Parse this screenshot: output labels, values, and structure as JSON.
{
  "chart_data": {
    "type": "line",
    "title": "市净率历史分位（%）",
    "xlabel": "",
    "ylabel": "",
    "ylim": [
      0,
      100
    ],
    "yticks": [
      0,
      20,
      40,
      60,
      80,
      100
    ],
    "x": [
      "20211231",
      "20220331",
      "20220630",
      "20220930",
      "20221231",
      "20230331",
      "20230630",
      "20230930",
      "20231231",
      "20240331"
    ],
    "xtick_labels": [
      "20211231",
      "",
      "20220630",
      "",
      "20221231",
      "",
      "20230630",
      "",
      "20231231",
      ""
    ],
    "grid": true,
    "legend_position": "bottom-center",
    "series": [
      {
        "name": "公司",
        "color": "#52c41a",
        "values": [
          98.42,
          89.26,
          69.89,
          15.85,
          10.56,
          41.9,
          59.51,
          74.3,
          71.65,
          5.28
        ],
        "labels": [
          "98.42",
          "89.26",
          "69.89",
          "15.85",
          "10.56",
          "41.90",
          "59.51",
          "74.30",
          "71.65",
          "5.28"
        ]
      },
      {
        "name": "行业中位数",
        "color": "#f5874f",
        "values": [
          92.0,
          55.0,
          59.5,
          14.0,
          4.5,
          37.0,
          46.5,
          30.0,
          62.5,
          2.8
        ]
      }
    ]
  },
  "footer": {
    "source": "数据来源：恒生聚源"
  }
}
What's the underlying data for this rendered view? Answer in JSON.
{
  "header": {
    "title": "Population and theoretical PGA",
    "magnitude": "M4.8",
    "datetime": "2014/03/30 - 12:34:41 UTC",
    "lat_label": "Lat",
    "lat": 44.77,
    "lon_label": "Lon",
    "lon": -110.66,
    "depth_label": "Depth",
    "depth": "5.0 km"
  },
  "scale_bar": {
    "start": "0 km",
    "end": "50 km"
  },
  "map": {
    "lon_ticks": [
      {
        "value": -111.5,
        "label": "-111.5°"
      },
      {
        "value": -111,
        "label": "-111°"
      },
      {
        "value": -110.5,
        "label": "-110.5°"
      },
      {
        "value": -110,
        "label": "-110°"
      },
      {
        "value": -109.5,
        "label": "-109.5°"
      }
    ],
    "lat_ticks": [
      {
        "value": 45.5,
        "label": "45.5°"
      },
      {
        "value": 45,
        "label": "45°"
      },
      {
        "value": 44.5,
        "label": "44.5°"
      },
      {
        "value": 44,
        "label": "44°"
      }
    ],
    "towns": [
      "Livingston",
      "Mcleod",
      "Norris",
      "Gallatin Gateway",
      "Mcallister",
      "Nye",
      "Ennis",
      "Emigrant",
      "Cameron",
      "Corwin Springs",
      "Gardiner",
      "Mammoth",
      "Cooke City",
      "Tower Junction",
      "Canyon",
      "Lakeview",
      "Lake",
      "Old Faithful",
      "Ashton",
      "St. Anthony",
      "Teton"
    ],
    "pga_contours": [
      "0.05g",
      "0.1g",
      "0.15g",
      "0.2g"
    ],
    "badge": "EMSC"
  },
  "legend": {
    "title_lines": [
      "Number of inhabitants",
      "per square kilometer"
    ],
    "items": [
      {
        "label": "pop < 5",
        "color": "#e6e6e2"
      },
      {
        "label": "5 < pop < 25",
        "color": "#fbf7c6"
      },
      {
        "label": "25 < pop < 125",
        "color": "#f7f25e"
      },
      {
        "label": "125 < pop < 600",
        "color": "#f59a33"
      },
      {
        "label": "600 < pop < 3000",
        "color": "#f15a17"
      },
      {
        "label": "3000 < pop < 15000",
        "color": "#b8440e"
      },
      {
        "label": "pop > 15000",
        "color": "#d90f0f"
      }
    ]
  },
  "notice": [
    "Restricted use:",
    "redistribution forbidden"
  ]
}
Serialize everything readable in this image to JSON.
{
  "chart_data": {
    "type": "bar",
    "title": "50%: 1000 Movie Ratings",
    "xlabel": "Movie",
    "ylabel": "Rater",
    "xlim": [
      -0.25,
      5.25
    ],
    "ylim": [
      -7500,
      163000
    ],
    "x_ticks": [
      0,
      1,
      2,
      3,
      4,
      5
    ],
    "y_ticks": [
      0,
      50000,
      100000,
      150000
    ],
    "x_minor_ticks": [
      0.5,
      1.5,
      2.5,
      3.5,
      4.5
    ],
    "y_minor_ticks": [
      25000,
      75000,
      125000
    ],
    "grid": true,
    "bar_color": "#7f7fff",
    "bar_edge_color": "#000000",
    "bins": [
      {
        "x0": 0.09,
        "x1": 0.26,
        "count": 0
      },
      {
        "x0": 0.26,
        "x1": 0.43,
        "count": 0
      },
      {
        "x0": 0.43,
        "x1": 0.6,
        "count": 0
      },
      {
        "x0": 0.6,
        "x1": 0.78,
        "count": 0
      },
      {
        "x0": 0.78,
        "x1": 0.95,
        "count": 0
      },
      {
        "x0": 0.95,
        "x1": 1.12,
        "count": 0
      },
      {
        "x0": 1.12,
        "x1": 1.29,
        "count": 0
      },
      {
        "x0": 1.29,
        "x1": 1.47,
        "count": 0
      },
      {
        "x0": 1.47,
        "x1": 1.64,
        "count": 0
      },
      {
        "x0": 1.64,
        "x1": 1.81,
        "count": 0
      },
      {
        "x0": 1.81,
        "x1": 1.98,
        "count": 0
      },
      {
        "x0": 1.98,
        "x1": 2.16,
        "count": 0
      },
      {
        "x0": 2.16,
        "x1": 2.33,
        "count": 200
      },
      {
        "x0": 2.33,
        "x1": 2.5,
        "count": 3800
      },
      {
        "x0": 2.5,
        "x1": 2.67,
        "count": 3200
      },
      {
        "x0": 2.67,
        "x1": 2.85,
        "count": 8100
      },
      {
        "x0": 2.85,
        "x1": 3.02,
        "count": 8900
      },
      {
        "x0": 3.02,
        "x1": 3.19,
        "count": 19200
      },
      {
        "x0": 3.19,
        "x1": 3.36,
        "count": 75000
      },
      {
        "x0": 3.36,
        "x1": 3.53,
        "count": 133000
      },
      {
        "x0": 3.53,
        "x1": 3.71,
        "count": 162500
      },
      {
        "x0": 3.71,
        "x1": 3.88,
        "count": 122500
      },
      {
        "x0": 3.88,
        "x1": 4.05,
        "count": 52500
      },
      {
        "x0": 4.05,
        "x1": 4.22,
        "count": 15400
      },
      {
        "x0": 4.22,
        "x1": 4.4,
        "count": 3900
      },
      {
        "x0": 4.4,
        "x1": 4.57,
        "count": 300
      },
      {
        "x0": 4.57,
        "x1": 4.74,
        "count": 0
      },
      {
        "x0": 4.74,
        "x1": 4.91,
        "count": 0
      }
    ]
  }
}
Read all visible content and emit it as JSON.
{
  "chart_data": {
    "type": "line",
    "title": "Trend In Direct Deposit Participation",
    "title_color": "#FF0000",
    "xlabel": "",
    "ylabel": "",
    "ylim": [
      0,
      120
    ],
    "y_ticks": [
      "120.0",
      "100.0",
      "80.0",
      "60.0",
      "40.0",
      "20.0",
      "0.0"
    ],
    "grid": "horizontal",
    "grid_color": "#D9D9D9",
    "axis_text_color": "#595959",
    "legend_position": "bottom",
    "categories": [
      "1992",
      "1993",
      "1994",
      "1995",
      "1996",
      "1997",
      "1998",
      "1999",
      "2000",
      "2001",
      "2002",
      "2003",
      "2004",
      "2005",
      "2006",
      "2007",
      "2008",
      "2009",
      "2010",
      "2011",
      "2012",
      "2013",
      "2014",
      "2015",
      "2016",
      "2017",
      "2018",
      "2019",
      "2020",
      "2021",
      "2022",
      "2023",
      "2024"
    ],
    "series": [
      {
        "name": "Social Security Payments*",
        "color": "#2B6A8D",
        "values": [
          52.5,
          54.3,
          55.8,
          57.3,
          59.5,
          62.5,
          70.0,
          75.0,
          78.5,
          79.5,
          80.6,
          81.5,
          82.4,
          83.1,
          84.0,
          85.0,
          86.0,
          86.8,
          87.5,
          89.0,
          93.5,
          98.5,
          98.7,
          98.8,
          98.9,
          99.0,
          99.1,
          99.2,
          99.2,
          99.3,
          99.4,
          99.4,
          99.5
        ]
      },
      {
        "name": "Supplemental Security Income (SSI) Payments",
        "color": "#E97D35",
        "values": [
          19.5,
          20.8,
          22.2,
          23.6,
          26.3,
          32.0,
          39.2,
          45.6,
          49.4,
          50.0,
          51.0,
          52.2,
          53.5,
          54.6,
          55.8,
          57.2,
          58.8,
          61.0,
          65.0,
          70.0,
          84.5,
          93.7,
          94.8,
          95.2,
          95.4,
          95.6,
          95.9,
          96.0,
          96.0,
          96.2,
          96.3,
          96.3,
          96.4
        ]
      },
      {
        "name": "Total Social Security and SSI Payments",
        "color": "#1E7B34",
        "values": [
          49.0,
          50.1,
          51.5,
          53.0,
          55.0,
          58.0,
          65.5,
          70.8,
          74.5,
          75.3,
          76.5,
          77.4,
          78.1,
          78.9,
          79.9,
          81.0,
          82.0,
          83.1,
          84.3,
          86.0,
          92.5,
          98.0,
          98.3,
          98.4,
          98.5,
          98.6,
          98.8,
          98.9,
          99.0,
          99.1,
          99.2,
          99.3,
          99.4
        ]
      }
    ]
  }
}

-----

Exercise requirements
Locate all lines that include the word "Movie" and copy them out.

Expected output
    "title": "50%: 1000 Movie Ratings",
    "xlabel": "Movie",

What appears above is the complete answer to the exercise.